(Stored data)
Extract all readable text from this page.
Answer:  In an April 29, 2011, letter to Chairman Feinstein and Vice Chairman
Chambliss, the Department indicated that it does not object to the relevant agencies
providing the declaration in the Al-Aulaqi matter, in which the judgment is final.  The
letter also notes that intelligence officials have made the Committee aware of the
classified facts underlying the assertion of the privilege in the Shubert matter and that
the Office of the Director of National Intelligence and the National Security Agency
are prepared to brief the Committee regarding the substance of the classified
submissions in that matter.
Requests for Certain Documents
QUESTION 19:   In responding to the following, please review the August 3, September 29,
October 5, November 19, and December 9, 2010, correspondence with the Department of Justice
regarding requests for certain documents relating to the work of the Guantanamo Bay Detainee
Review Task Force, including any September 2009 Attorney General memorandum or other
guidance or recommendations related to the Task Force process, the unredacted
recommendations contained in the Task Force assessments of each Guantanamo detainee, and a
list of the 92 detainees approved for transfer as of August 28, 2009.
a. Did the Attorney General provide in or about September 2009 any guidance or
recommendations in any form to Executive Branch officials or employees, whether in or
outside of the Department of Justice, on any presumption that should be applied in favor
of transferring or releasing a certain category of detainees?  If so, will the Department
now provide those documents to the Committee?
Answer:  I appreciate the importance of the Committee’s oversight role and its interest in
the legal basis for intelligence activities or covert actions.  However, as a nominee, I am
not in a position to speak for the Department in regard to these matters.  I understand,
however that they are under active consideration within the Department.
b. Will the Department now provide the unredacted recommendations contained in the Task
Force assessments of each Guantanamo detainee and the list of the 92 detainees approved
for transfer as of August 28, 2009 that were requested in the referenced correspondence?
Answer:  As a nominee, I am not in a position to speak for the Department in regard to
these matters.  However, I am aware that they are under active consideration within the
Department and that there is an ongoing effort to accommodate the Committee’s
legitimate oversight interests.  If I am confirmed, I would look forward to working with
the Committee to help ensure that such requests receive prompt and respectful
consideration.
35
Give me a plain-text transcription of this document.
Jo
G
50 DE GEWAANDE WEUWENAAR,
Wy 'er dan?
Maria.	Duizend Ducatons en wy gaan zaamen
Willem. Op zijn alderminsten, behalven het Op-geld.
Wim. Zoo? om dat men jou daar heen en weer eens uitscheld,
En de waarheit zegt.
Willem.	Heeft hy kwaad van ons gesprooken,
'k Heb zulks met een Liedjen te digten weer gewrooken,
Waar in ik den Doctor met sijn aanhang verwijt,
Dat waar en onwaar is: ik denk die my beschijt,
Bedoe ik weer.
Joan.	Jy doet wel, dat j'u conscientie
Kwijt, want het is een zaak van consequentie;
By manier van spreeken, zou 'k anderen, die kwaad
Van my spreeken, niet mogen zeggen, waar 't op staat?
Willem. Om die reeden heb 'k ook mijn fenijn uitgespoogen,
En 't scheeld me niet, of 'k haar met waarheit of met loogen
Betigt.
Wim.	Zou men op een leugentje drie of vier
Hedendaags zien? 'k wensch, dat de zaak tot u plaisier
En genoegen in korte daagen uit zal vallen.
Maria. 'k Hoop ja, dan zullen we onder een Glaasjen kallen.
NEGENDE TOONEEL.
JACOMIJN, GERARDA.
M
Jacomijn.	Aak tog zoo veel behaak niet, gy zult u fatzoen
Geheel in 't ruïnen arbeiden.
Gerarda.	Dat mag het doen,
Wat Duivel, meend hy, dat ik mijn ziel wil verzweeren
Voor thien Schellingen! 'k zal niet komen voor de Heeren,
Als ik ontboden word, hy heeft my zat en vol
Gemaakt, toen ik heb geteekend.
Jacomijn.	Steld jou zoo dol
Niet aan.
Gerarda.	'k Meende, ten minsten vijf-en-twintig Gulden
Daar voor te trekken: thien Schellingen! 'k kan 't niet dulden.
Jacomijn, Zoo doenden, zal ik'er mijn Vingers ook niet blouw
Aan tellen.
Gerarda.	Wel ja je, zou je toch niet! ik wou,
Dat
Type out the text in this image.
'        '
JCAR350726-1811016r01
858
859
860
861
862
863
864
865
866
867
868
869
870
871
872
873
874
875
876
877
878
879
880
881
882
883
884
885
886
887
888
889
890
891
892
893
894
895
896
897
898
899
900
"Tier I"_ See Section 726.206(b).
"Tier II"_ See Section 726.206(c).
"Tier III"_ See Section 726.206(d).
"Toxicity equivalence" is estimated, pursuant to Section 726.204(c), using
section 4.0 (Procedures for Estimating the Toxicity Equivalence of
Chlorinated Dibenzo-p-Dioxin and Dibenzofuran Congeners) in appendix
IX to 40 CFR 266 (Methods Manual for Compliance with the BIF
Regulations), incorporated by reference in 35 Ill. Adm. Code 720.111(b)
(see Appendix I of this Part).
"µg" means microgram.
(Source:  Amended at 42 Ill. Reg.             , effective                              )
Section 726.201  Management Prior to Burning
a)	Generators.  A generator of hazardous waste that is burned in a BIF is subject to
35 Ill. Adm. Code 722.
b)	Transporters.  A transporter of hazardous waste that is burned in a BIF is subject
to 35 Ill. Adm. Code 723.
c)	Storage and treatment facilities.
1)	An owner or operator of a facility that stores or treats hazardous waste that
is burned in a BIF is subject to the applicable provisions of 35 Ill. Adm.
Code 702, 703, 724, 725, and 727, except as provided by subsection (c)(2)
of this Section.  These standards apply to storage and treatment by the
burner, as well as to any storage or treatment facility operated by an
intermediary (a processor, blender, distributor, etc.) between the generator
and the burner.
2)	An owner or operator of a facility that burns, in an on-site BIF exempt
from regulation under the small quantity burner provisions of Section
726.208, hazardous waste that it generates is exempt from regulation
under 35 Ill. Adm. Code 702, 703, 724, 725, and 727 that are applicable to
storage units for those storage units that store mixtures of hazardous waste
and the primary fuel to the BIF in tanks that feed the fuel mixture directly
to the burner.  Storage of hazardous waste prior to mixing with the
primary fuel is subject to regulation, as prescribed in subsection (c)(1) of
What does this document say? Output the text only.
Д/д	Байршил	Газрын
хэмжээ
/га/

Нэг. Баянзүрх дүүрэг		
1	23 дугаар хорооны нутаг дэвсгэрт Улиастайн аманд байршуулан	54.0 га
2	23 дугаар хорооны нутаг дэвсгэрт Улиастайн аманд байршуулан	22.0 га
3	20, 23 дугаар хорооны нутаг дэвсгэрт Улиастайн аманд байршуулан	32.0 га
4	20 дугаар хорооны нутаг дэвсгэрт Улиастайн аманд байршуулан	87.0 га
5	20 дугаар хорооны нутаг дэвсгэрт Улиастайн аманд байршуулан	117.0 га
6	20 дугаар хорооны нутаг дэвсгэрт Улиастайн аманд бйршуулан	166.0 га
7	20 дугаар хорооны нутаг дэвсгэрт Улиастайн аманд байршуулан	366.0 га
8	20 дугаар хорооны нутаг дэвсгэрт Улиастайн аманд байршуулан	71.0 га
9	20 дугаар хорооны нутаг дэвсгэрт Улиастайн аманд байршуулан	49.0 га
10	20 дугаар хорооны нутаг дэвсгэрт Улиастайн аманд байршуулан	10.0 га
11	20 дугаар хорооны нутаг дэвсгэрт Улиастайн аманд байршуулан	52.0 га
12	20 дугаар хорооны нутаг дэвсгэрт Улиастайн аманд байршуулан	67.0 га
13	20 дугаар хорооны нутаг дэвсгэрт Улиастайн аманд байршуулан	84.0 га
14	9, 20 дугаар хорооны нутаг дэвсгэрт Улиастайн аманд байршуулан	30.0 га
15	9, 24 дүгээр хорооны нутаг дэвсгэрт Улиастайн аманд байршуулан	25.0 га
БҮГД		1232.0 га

== Task prompt ==
Exactly as they are written, print the entries again.

== Written reply ==
Extract all readable text from this page.
Answer:  In an April 29, 2011, letter to Chairman Feinstein and Vice Chairman
Chambliss, the Department indicated that it does not object to the relevant agencies
providing the declaration in the Al-Aulaqi matter, in which the judgment is final.  The
letter also notes that intelligence officials have made the Committee aware of the
classified facts underlying the assertion of the privilege in the Shubert matter and that
the Office of the Director of National Intelligence and the National Security Agency
are prepared to brief the Committee regarding the substance of the classified
submissions in that matter.
Requests for Certain Documents
QUESTION 19:   In responding to the following, please review the August 3, September 29,
October 5, November 19, and December 9, 2010, correspondence with the Department of Justice
regarding requests for certain documents relating to the work of the Guantanamo Bay Detainee
Review Task Force, including any September 2009 Attorney General memorandum or other
guidance or recommendations related to the Task Force process, the unredacted
recommendations contained in the Task Force assessments of each Guantanamo detainee, and a
list of the 92 detainees approved for transfer as of August 28, 2009.
a. Did the Attorney General provide in or about September 2009 any guidance or
recommendations in any form to Executive Branch officials or employees, whether in or
outside of the Department of Justice, on any presumption that should be applied in favor
of transferring or releasing a certain category of detainees?  If so, will the Department
now provide those documents to the Committee?
Answer:  I appreciate the importance of the Committee’s oversight role and its interest in
the legal basis for intelligence activities or covert actions.  However, as a nominee, I am
not in a position to speak for the Department in regard to these matters.  I understand,
however that they are under active consideration within the Department.
b. Will the Department now provide the unredacted recommendations contained in the Task
Force assessments of each Guantanamo detainee and the list of the 92 detainees approved
for transfer as of August 28, 2009 that were requested in the referenced correspondence?
Answer:  As a nominee, I am not in a position to speak for the Department in regard to
these matters.  However, I am aware that they are under active consideration within the
Department and that there is an ongoing effort to accommodate the Committee’s
legitimate oversight interests.  If I am confirmed, I would look forward to working with
the Committee to help ensure that such requests receive prompt and respectful
consideration.
35
Give me a plain-text transcription of this document.
Jo
G
50 DE GEWAANDE WEUWENAAR,
Wy 'er dan?
Maria.	Duizend Ducatons en wy gaan zaamen
Willem. Op zijn alderminsten, behalven het Op-geld.
Wim. Zoo? om dat men jou daar heen en weer eens uitscheld,
En de waarheit zegt.
Willem.	Heeft hy kwaad van ons gesprooken,
'k Heb zulks met een Liedjen te digten weer gewrooken,
Waar in ik den Doctor met sijn aanhang verwijt,
Dat waar en onwaar is: ik denk die my beschijt,
Bedoe ik weer.
Joan.	Jy doet wel, dat j'u conscientie
Kwijt, want het is een zaak van consequentie;
By manier van spreeken, zou 'k anderen, die kwaad
Van my spreeken, niet mogen zeggen, waar 't op staat?
Willem. Om die reeden heb 'k ook mijn fenijn uitgespoogen,
En 't scheeld me niet, of 'k haar met waarheit of met loogen
Betigt.
Wim.	Zou men op een leugentje drie of vier
Hedendaags zien? 'k wensch, dat de zaak tot u plaisier
En genoegen in korte daagen uit zal vallen.
Maria. 'k Hoop ja, dan zullen we onder een Glaasjen kallen.
NEGENDE TOONEEL.
JACOMIJN, GERARDA.
M
Jacomijn.	Aak tog zoo veel behaak niet, gy zult u fatzoen
Geheel in 't ruïnen arbeiden.
Gerarda.	Dat mag het doen,
Wat Duivel, meend hy, dat ik mijn ziel wil verzweeren
Voor thien Schellingen! 'k zal niet komen voor de Heeren,
Als ik ontboden word, hy heeft my zat en vol
Gemaakt, toen ik heb geteekend.
Jacomijn.	Steld jou zoo dol
Niet aan.
Gerarda.	'k Meende, ten minsten vijf-en-twintig Gulden
Daar voor te trekken: thien Schellingen! 'k kan 't niet dulden.
Jacomijn, Zoo doenden, zal ik'er mijn Vingers ook niet blouw
Aan tellen.
Gerarda.	Wel ja je, zou je toch niet! ik wou,
Dat
Type out the text in this image.
'        '
JCAR350726-1811016r01
858
859
860
861
862
863
864
865
866
867
868
869
870
871
872
873
874
875
876
877
878
879
880
881
882
883
884
885
886
887
888
889
890
891
892
893
894
895
896
897
898
899
900
"Tier I"_ See Section 726.206(b).
"Tier II"_ See Section 726.206(c).
"Tier III"_ See Section 726.206(d).
"Toxicity equivalence" is estimated, pursuant to Section 726.204(c), using
section 4.0 (Procedures for Estimating the Toxicity Equivalence of
Chlorinated Dibenzo-p-Dioxin and Dibenzofuran Congeners) in appendix
IX to 40 CFR 266 (Methods Manual for Compliance with the BIF
Regulations), incorporated by reference in 35 Ill. Adm. Code 720.111(b)
(see Appendix I of this Part).
"µg" means microgram.
(Source:  Amended at 42 Ill. Reg.             , effective                              )
Section 726.201  Management Prior to Burning
a)	Generators.  A generator of hazardous waste that is burned in a BIF is subject to
35 Ill. Adm. Code 722.
b)	Transporters.  A transporter of hazardous waste that is burned in a BIF is subject
to 35 Ill. Adm. Code 723.
c)	Storage and treatment facilities.
1)	An owner or operator of a facility that stores or treats hazardous waste that
is burned in a BIF is subject to the applicable provisions of 35 Ill. Adm.
Code 702, 703, 724, 725, and 727, except as provided by subsection (c)(2)
of this Section.  These standards apply to storage and treatment by the
burner, as well as to any storage or treatment facility operated by an
intermediary (a processor, blender, distributor, etc.) between the generator
and the burner.
2)	An owner or operator of a facility that burns, in an on-site BIF exempt
from regulation under the small quantity burner provisions of Section
726.208, hazardous waste that it generates is exempt from regulation
under 35 Ill. Adm. Code 702, 703, 724, 725, and 727 that are applicable to
storage units for those storage units that store mixtures of hazardous waste
and the primary fuel to the BIF in tanks that feed the fuel mixture directly
to the burner.  Storage of hazardous waste prior to mixing with the
primary fuel is subject to regulation, as prescribed in subsection (c)(1) of
What does this document say? Output the text only.
Д/д	Байршил	Газрын
хэмжээ
/га/

Нэг. Баянзүрх дүүрэг		
1	23 дугаар хорооны нутаг дэвсгэрт Улиастайн аманд байршуулан	54.0 га
2	23 дугаар хорооны нутаг дэвсгэрт Улиастайн аманд байршуулан	22.0 га
3	20, 23 дугаар хорооны нутаг дэвсгэрт Улиастайн аманд байршуулан	32.0 га
4	20 дугаар хорооны нутаг дэвсгэрт Улиастайн аманд байршуулан	87.0 га
5	20 дугаар хорооны нутаг дэвсгэрт Улиастайн аманд байршуулан	117.0 га
6	20 дугаар хорооны нутаг дэвсгэрт Улиастайн аманд бйршуулан	166.0 га
7	20 дугаар хорооны нутаг дэвсгэрт Улиастайн аманд байршуулан	366.0 га
8	20 дугаар хорооны нутаг дэвсгэрт Улиастайн аманд байршуулан	71.0 га
9	20 дугаар хорооны нутаг дэвсгэрт Улиастайн аманд байршуулан	49.0 га
10	20 дугаар хорооны нутаг дэвсгэрт Улиастайн аманд байршуулан	10.0 га
11	20 дугаар хорооны нутаг дэвсгэрт Улиастайн аманд байршуулан	52.0 га
12	20 дугаар хорооны нутаг дэвсгэрт Улиастайн аманд байршуулан	67.0 га
13	20 дугаар хорооны нутаг дэвсгэрт Улиастайн аманд байршуулан	84.0 га
14	9, 20 дугаар хорооны нутаг дэвсгэрт Улиастайн аманд байршуулан	30.0 га
15	9, 24 дүгээр хорооны нутаг дэвсгэрт Улиастайн аманд байршуулан	25.0 га
БҮГД		1232.0 га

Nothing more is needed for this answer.